Stored data
--------------------
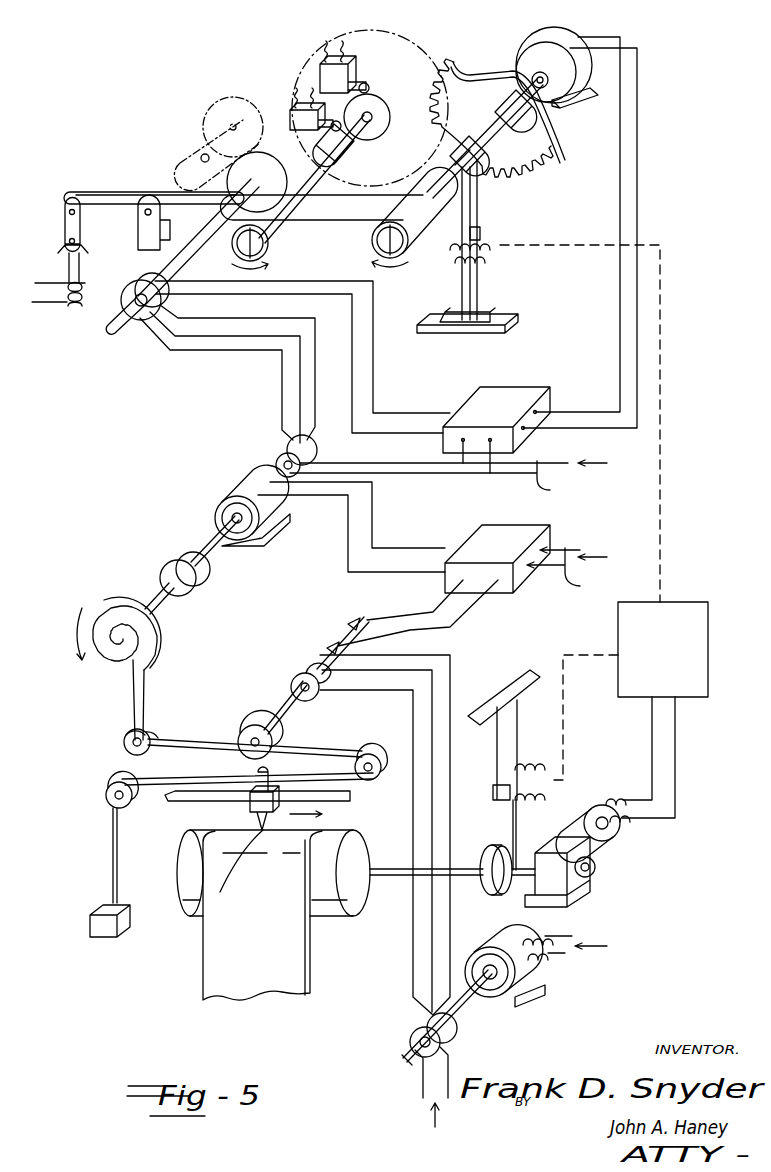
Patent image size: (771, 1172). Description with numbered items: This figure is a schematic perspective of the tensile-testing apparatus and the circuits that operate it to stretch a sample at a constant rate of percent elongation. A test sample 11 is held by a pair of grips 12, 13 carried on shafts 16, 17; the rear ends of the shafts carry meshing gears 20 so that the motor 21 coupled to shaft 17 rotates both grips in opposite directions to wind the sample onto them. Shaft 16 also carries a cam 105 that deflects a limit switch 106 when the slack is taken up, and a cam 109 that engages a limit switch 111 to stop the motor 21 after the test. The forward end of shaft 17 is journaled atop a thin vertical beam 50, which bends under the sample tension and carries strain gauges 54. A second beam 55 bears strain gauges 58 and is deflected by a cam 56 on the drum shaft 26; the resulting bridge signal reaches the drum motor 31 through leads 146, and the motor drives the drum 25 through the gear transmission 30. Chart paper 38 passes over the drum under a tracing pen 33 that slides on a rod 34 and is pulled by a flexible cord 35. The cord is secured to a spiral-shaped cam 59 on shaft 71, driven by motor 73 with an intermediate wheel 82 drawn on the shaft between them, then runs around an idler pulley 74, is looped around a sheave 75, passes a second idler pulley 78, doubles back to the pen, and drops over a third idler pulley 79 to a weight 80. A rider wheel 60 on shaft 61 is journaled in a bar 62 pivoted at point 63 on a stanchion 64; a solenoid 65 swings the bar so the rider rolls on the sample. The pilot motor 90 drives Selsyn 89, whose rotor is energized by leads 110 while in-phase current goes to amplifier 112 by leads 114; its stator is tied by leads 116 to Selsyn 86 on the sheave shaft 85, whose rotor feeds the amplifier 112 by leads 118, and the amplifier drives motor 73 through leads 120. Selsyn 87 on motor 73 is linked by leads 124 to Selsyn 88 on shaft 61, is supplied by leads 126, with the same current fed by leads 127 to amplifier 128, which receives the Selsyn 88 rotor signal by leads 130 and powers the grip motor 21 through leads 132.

The test sample 11 is at (337, 213).
The grip 12 is at (269, 258).
The grip 13 is at (370, 245).
The shaft 16 is at (330, 160).
The shaft 17 is at (500, 130).
The meshing gears 20 is at (458, 62).
The motor 21 is at (565, 40).
The cylindrical drum 25 is at (363, 840).
The shaft 26 is at (410, 876).
The gear transmission 30 is at (570, 895).
The motor 31 is at (600, 840).
The tracing pen 33 is at (258, 832).
The horizontal rod 34 is at (195, 800).
The flexible cord 35 is at (133, 712).
The chart paper 38 is at (296, 983).
The vertical steel beam 50 is at (472, 207).
The strain gauges 54 is at (512, 243).
The vertical beam 55 is at (497, 732).
The cam 56 is at (500, 895).
The strain gauges 58 is at (565, 793).
The spiral-shaped cam 59 is at (160, 640).
The rider wheel 60 is at (226, 128).
The horizontal shaft 61 is at (172, 283).
The bar 62 is at (197, 205).
The pivot point 63 is at (145, 193).
The stanchion 64 is at (138, 238).
The solenoid 65 is at (63, 278).
The horizontal shaft 71 is at (212, 550).
The motor 73 is at (240, 494).
The idler pulley 74 is at (124, 742).
The sheave 75 is at (258, 722).
The idler pulley 78 is at (362, 755).
The idler pulley 79 is at (106, 795).
The weight 80 is at (90, 932).
The wheel 82 is at (166, 572).
The shaft 85 is at (280, 705).
The Selsyn 86 is at (300, 674).
The Selsyn 87 is at (318, 452).
The Selsyn 88 is at (128, 288).
The Selsyn 89 is at (455, 1038).
The pilot motor 90 is at (528, 965).
The cam 105 is at (368, 168).
The limit switch 106 is at (292, 110).
The cam 109 is at (385, 120).
The leads 110 is at (423, 1085).
The limit switch 111 is at (320, 66).
The amplifier 112 is at (528, 535).
The leads 114 is at (576, 576).
The leads 116 is at (453, 962).
The leads 118 is at (400, 625).
The leads 120 is at (355, 520).
The leads 124 is at (325, 372).
The leads 126 is at (457, 477).
The leads 127 is at (490, 455).
The amplifier 128 is at (530, 392).
The leads 130 is at (314, 283).
The leads 132 is at (617, 343).
The leads 146 is at (650, 750).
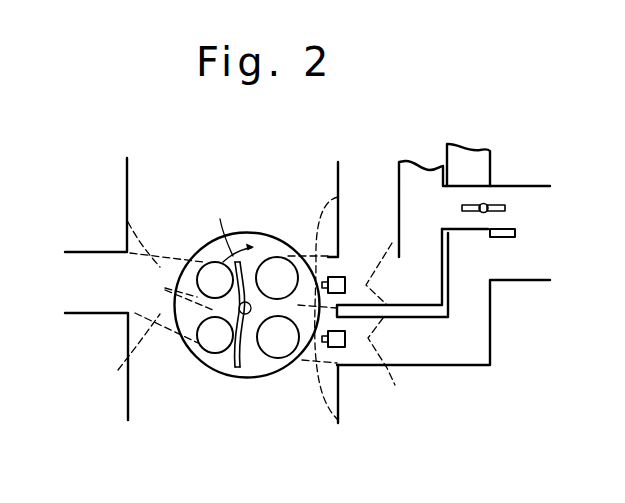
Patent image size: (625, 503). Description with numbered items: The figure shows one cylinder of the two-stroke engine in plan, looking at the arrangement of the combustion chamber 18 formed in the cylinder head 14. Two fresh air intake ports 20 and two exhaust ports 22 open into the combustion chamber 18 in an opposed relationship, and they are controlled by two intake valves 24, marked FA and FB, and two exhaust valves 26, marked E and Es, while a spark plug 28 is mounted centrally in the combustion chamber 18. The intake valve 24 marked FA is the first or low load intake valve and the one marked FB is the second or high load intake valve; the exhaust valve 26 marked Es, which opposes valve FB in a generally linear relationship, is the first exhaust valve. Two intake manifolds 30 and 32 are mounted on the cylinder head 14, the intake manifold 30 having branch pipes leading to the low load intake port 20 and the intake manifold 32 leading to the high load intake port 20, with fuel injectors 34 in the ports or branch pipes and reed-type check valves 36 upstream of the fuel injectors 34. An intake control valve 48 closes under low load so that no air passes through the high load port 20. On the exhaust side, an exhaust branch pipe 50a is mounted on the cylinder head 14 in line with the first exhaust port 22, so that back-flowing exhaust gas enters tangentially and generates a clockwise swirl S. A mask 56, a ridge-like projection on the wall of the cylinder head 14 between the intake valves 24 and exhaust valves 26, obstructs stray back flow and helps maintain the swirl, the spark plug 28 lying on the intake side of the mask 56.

The cylinder head 14 is at (128, 173).
The combustion chamber 18 is at (249, 235).
The fresh air intake ports 20 is at (339, 196).
The exhaust ports 22 is at (122, 222).
The intake valves 24 is at (274, 258).
The exhaust valves 26 is at (207, 263).
The spark plug 28 is at (241, 360).
The intake manifold 30 is at (471, 366).
The intake manifold 32 is at (444, 212).
The fuel injectors 34 is at (337, 277).
The check valves 36 is at (384, 317).
The intake control valve 48 is at (491, 208).
The exhaust branch pipe 50a is at (92, 303).
The mask 56 is at (233, 366).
--------------------
What the task asks: Return the lines of the data unchanged, starting at the line that contains "Patent image size: (625, 503)." and ending at the last line of the data, both included.

Written response:
Patent image size: (625, 503). Description with numbered items: The figure shows one cylinder of the two-stroke engine in plan, looking at the arrangement of the combustion chamber 18 formed in the cylinder head 14. Two fresh air intake ports 20 and two exhaust ports 22 open into the combustion chamber 18 in an opposed relationship, and they are controlled by two intake valves 24, marked FA and FB, and two exhaust valves 26, marked E and Es, while a spark plug 28 is mounted centrally in the combustion chamber 18. The intake valve 24 marked FA is the first or low load intake valve and the one marked FB is the second or high load intake valve; the exhaust valve 26 marked Es, which opposes valve FB in a generally linear relationship, is the first exhaust valve. Two intake manifolds 30 and 32 are mounted on the cylinder head 14, the intake manifold 30 having branch pipes leading to the low load intake port 20 and the intake manifold 32 leading to the high load intake port 20, with fuel injectors 34 in the ports or branch pipes and reed-type check valves 36 upstream of the fuel injectors 34. An intake control valve 48 closes under low load so that no air passes through the high load port 20. On the exhaust side, an exhaust branch pipe 50a is mounted on the cylinder head 14 in line with the first exhaust port 22, so that back-flowing exhaust gas enters tangentially and generates a clockwise swirl S. A mask 56, a ridge-like projection on the wall of the cylinder head 14 between the intake valves 24 and exhaust valves 26, obstructs stray back flow and helps maintain the swirl, the spark plug 28 lying on the intake side of the mask 56.

The cylinder head 14 is at (128, 173).
The combustion chamber 18 is at (249, 235).
The fresh air intake ports 20 is at (339, 196).
The exhaust ports 22 is at (122, 222).
The intake valves 24 is at (274, 258).
The exhaust valves 26 is at (207, 263).
The spark plug 28 is at (241, 360).
The intake manifold 30 is at (471, 366).
The intake manifold 32 is at (444, 212).
The fuel injectors 34 is at (337, 277).
The check valves 36 is at (384, 317).
The intake control valve 48 is at (491, 208).
The exhaust branch pipe 50a is at (92, 303).
The mask 56 is at (233, 366).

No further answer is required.